## Written problem:
Identify the lines that contain the string "ddillad", then copy each of them.

## Input data:
--------------------------------------------------

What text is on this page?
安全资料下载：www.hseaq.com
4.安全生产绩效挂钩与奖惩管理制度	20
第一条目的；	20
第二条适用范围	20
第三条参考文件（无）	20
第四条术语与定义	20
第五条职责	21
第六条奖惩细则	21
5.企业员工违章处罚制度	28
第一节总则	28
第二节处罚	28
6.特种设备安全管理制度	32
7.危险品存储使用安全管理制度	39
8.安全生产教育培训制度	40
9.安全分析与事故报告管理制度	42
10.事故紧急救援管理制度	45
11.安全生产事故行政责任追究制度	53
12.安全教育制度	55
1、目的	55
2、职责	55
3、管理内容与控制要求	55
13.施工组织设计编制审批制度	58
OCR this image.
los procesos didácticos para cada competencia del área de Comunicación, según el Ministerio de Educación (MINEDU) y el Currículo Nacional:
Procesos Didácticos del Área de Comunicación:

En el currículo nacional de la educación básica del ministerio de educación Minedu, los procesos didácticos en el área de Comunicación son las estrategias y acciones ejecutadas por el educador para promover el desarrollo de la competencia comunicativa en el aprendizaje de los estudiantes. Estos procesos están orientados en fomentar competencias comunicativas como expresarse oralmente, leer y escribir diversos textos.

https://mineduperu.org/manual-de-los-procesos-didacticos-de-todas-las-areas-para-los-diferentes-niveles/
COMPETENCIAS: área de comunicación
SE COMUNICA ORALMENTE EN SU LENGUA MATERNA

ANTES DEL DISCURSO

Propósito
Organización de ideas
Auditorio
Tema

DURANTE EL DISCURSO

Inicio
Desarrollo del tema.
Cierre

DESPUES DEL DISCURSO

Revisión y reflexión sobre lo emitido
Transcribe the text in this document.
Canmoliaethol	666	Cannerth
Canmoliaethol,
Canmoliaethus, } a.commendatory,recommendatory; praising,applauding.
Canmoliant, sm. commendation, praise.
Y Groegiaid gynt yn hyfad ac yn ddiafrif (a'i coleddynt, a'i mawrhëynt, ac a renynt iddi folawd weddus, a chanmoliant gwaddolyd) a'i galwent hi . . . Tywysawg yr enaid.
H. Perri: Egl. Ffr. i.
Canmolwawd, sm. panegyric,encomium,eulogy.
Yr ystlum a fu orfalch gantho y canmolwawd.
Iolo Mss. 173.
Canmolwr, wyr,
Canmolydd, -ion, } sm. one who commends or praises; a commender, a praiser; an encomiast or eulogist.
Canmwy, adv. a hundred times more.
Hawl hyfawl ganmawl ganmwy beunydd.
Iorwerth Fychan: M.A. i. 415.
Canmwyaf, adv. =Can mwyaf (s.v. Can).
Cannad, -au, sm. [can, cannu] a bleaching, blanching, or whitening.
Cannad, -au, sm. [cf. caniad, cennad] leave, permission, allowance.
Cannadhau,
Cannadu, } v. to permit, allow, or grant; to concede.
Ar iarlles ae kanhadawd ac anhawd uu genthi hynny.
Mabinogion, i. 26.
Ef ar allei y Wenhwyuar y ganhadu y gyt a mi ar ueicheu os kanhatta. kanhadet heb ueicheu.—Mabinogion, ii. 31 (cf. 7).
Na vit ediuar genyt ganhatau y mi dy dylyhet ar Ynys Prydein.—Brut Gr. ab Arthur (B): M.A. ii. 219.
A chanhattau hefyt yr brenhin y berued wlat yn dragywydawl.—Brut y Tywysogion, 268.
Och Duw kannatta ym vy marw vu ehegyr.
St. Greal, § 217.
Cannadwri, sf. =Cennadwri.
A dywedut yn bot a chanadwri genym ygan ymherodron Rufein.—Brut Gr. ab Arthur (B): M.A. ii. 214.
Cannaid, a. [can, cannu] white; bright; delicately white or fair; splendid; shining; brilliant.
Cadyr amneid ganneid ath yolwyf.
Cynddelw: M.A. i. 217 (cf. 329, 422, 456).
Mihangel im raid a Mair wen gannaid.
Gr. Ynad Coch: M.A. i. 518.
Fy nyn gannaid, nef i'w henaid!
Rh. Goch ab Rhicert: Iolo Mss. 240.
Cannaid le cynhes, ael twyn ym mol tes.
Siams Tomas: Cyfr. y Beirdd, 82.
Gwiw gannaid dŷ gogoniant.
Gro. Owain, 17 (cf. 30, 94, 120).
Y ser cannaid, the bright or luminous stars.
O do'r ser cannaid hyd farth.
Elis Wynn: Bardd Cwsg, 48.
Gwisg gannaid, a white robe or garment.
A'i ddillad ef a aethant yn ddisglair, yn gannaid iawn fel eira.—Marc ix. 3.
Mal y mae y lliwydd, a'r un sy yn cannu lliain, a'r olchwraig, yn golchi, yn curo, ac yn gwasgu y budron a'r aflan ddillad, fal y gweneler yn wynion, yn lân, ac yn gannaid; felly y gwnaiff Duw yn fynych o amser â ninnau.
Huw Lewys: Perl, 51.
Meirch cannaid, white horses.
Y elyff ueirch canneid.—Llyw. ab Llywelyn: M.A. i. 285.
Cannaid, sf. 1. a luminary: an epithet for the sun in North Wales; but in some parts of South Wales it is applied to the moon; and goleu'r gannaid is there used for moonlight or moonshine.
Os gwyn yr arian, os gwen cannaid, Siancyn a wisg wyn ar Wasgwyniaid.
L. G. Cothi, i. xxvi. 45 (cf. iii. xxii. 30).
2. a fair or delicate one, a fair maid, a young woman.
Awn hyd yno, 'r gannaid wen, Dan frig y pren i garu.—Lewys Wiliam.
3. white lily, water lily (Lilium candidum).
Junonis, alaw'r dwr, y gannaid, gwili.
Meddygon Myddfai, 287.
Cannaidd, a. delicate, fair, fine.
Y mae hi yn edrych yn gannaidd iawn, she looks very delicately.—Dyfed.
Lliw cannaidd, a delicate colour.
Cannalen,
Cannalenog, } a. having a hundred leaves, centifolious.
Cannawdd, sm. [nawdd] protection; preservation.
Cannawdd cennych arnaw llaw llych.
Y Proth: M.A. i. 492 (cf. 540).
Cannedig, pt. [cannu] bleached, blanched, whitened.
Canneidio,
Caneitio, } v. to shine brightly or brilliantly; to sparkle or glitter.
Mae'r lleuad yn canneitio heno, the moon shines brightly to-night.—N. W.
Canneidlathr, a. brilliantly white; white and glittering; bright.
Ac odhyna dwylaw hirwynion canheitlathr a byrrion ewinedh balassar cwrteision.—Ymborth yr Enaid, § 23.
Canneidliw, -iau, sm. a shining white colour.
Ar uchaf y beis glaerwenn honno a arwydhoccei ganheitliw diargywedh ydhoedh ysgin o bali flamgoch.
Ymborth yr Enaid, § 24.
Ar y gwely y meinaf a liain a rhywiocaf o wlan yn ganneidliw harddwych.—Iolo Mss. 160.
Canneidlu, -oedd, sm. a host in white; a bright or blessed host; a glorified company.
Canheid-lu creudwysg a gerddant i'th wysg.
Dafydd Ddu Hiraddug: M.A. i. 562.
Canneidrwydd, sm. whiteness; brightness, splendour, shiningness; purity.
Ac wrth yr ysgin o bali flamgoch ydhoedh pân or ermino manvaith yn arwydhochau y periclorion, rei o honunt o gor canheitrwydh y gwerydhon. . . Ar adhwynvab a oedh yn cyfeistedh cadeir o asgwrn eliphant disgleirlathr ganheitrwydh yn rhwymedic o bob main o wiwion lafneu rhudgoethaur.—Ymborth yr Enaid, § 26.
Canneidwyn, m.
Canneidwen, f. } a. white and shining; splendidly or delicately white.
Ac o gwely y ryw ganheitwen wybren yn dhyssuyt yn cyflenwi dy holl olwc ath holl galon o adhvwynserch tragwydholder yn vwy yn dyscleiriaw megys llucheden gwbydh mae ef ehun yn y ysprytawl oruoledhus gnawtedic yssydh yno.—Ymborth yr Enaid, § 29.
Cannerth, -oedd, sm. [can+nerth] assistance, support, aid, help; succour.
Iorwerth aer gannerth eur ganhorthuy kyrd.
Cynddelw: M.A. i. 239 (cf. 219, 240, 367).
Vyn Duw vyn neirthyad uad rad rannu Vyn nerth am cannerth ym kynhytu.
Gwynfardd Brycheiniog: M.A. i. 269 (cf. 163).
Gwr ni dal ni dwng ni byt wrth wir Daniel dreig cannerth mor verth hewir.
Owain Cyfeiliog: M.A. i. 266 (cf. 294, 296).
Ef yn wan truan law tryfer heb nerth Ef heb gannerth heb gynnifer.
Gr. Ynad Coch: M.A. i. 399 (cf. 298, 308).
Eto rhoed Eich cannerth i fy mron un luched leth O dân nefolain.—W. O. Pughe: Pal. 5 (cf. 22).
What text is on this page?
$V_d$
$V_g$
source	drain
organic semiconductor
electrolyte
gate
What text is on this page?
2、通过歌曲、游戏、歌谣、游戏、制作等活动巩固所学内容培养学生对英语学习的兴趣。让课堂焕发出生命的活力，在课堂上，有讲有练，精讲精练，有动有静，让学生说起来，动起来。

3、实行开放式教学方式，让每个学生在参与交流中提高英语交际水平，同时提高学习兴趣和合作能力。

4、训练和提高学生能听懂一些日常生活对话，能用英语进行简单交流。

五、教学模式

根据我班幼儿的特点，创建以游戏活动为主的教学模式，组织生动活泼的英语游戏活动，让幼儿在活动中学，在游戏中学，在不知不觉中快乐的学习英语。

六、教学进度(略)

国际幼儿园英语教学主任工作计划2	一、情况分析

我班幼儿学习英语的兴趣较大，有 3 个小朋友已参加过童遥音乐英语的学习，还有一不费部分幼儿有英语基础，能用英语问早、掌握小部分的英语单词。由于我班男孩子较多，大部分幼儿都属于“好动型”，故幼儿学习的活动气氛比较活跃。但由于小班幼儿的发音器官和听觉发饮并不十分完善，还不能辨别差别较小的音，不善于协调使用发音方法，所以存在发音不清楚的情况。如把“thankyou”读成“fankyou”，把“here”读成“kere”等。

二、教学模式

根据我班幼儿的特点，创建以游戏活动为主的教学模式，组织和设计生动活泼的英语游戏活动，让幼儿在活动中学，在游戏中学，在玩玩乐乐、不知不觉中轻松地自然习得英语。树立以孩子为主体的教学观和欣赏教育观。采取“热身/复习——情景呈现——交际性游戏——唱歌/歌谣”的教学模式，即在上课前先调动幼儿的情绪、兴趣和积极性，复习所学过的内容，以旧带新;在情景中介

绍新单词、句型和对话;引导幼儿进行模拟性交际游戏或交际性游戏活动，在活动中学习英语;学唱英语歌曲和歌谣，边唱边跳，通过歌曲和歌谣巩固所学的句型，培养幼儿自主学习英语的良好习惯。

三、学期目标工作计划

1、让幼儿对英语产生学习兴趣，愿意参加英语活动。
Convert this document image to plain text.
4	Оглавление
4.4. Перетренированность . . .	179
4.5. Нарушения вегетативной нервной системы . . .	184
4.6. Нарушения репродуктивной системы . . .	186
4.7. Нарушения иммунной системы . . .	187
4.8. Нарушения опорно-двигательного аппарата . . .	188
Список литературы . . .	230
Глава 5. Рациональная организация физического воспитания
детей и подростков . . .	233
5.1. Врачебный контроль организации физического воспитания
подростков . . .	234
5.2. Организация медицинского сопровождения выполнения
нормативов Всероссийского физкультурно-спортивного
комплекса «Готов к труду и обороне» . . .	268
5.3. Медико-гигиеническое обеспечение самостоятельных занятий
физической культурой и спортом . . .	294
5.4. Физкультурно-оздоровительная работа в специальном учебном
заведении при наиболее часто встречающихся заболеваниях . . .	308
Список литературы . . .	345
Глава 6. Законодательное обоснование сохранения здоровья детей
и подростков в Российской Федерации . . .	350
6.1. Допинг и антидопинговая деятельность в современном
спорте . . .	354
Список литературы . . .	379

--------------------------------------------------

## Complete answer:
A'i ddillad ef a aethant yn ddisglair, yn gannaid iawn fel eira.—Marc ix. 3.
Mal y mae y lliwydd, a'r un sy yn cannu lliain, a'r olchwraig, yn golchi, yn curo, ac yn gwasgu y budron a'r aflan ddillad, fal y gweneler yn wynion, yn lân, ac yn gannaid; felly y gwnaiff Duw yn fynych o amser â ninnau.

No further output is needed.